# [WHAT IS NEEDED]
Find the string "base" in the listing and report every line that has it.

=== RECORDS SHOWN ===

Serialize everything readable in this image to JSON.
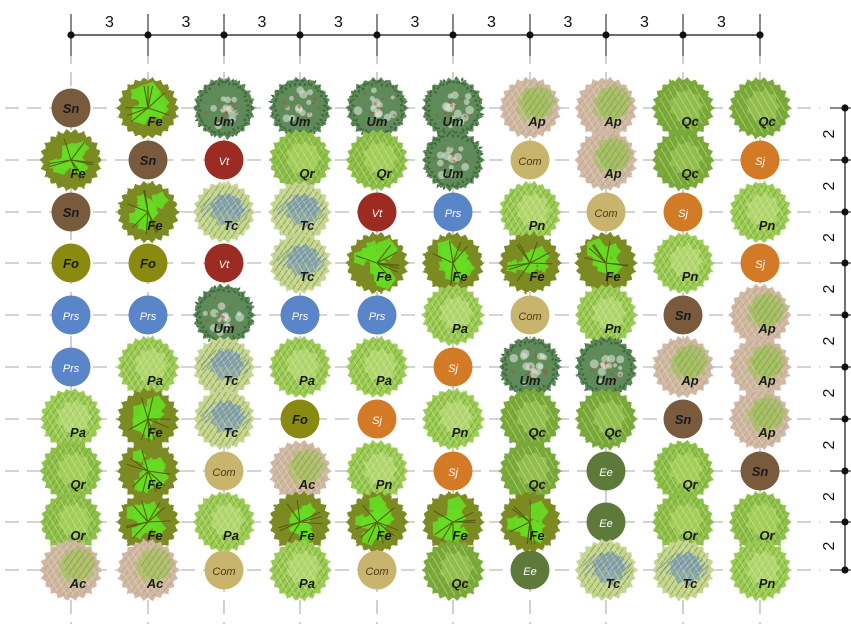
{
  "dimensions": {
    "top": [
      "3",
      "3",
      "3",
      "3",
      "3",
      "3",
      "3",
      "3",
      "3"
    ],
    "right": [
      "2",
      "2",
      "2",
      "2",
      "2",
      "2",
      "2",
      "2",
      "2"
    ]
  },
  "species_styles": {
    "Sn": {
      "kind": "solid",
      "fill": "#7a5a3c"
    },
    "Prs": {
      "kind": "solid",
      "fill": "#5a85c8"
    },
    "Vt": {
      "kind": "solid",
      "fill": "#9b2b23"
    },
    "Sj": {
      "kind": "solid",
      "fill": "#d27a25"
    },
    "Com": {
      "kind": "solid",
      "fill": "#c9b46d"
    },
    "Ee": {
      "kind": "solid",
      "fill": "#5e7a3b"
    },
    "Fo": {
      "kind": "solid",
      "fill": "#8a8a12"
    },
    "Fe": {
      "kind": "canopy",
      "base": "#7c8a22",
      "accent": "#66dd22",
      "style": "foliage"
    },
    "Um": {
      "kind": "canopy",
      "base": "#5f8a5a",
      "accent": "#3d6a3a",
      "style": "dense"
    },
    "Qr": {
      "kind": "canopy",
      "base": "#8fc04a",
      "accent": "#b8dc70",
      "style": "hatch"
    },
    "Qc": {
      "kind": "canopy",
      "base": "#7aaa3a",
      "accent": "#a6d060",
      "style": "hatch"
    },
    "Pa": {
      "kind": "canopy",
      "base": "#9ccc55",
      "accent": "#c8e48a",
      "style": "hatch"
    },
    "Pn": {
      "kind": "canopy",
      "base": "#9ccc55",
      "accent": "#c8e48a",
      "style": "hatch"
    },
    "Ap": {
      "kind": "canopy",
      "base": "#d0b8a4",
      "accent": "#9cc05a",
      "style": "mixed"
    },
    "Ac": {
      "kind": "canopy",
      "base": "#d0b8a4",
      "accent": "#a8c060",
      "style": "mixed"
    },
    "Tc": {
      "kind": "canopy",
      "base": "#c8d494",
      "accent": "#6a8cc0",
      "style": "blue"
    }
  },
  "rows": [
    [
      "Sn",
      "Fe",
      "Um",
      "Um",
      "Um",
      "Um",
      "Ap",
      "Ap",
      "Qc",
      "Qc"
    ],
    [
      "Fe",
      "Sn",
      "Vt",
      "Qr",
      "Qr",
      "Um",
      "Com",
      "Ap",
      "Qc",
      "Sj"
    ],
    [
      "Sn",
      "Fe",
      "Tc",
      "Tc",
      "Vt",
      "Prs",
      "Pn",
      "Com",
      "Sj",
      "Pn"
    ],
    [
      "Fo",
      "Fo",
      "Vt",
      "Tc",
      "Fe",
      "Fe",
      "Fe",
      "Fe",
      "Pn",
      "Sj"
    ],
    [
      "Prs",
      "Prs",
      "Um",
      "Prs",
      "Prs",
      "Pa",
      "Com",
      "Pn",
      "Sn",
      "Ap"
    ],
    [
      "Prs",
      "Pa",
      "Tc",
      "Pa",
      "Pa",
      "Sj",
      "Um",
      "Um",
      "Ap",
      "Ap"
    ],
    [
      "Pa",
      "Fe",
      "Tc",
      "Fo",
      "Sj",
      "Pn",
      "Qc",
      "Qc",
      "Sn",
      "Ap"
    ],
    [
      "Qr",
      "Fe",
      "Com",
      "Ac",
      "Pn",
      "Sj",
      "Qc",
      "Ee",
      "Qr",
      "Sn"
    ],
    [
      "Qr",
      "Fe",
      "Pa",
      "Fe",
      "Fe",
      "Fe",
      "Fe",
      "Ee",
      "Qr",
      "Qr"
    ],
    [
      "Ac",
      "Ac",
      "Com",
      "Pa",
      "Com",
      "Qc",
      "Ee",
      "Tc",
      "Tc",
      "Pn"
    ]
  ]
}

===

# [WRITTEN RESPONSE]
      "base": "#7c8a22",
      "base": "#5f8a5a",
      "base": "#8fc04a",
      "base": "#7aaa3a",
      "base": "#9ccc55",
      "base": "#9ccc55",
      "base": "#d0b8a4",
      "base": "#d0b8a4",
      "base": "#c8d494",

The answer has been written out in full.